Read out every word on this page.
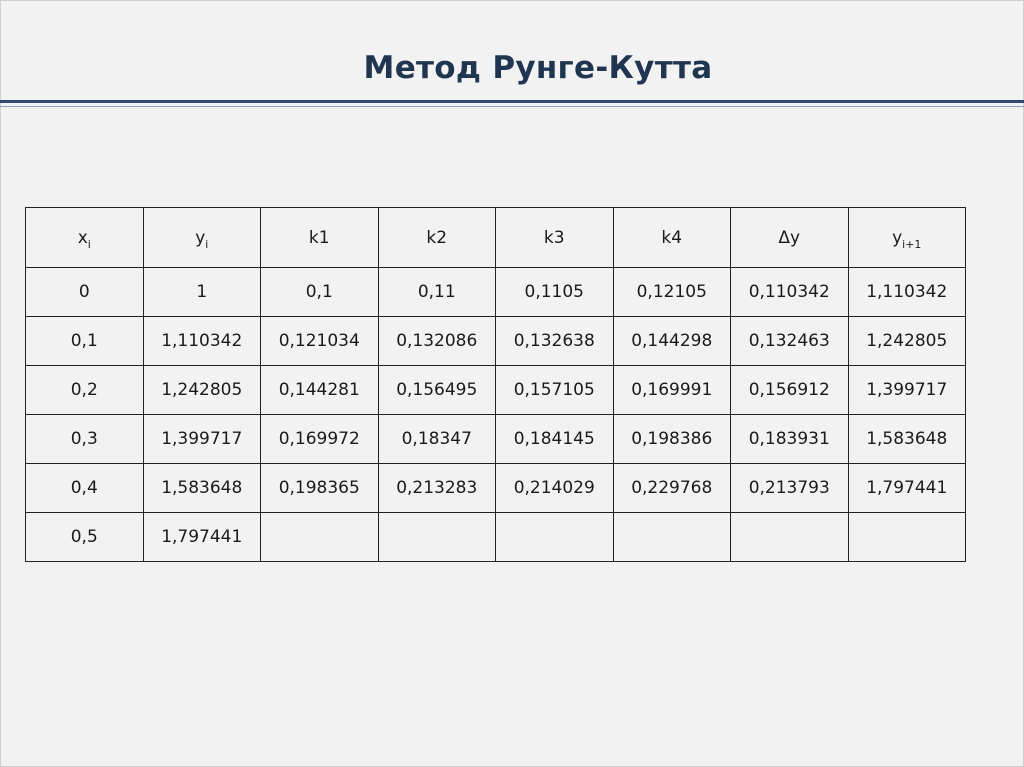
Метод Рунге-Кутта
$x_i$	$y_i$	k1	k2	k3	k4	Δy	$y_{i+1}$
0	1	0,1	0,11	0,1105	0,12105	0,110342	1,110342
0,1	1,110342	0,121034	0,132086	0,132638	0,144298	0,132463	1,242805
0,2	1,242805	0,144281	0,156495	0,157105	0,169991	0,156912	1,399717
0,3	1,399717	0,169972	0,18347	0,184145	0,198386	0,183931	1,583648
0,4	1,583648	0,198365	0,213283	0,214029	0,229768	0,213793	1,797441
0,5	1,797441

> Exercise details
Write out the records above exactly as they appear, leaving out any pictures.

> In response
Read out every word on this page.
Метод Рунге-Кутта
$x_i$	$y_i$	k1	k2	k3	k4	Δy	$y_{i+1}$
0	1	0,1	0,11	0,1105	0,12105	0,110342	1,110342
0,1	1,110342	0,121034	0,132086	0,132638	0,144298	0,132463	1,242805
0,2	1,242805	0,144281	0,156495	0,157105	0,169991	0,156912	1,399717
0,3	1,399717	0,169972	0,18347	0,184145	0,198386	0,183931	1,583648
0,4	1,583648	0,198365	0,213283	0,214029	0,229768	0,213793	1,797441
0,5	1,797441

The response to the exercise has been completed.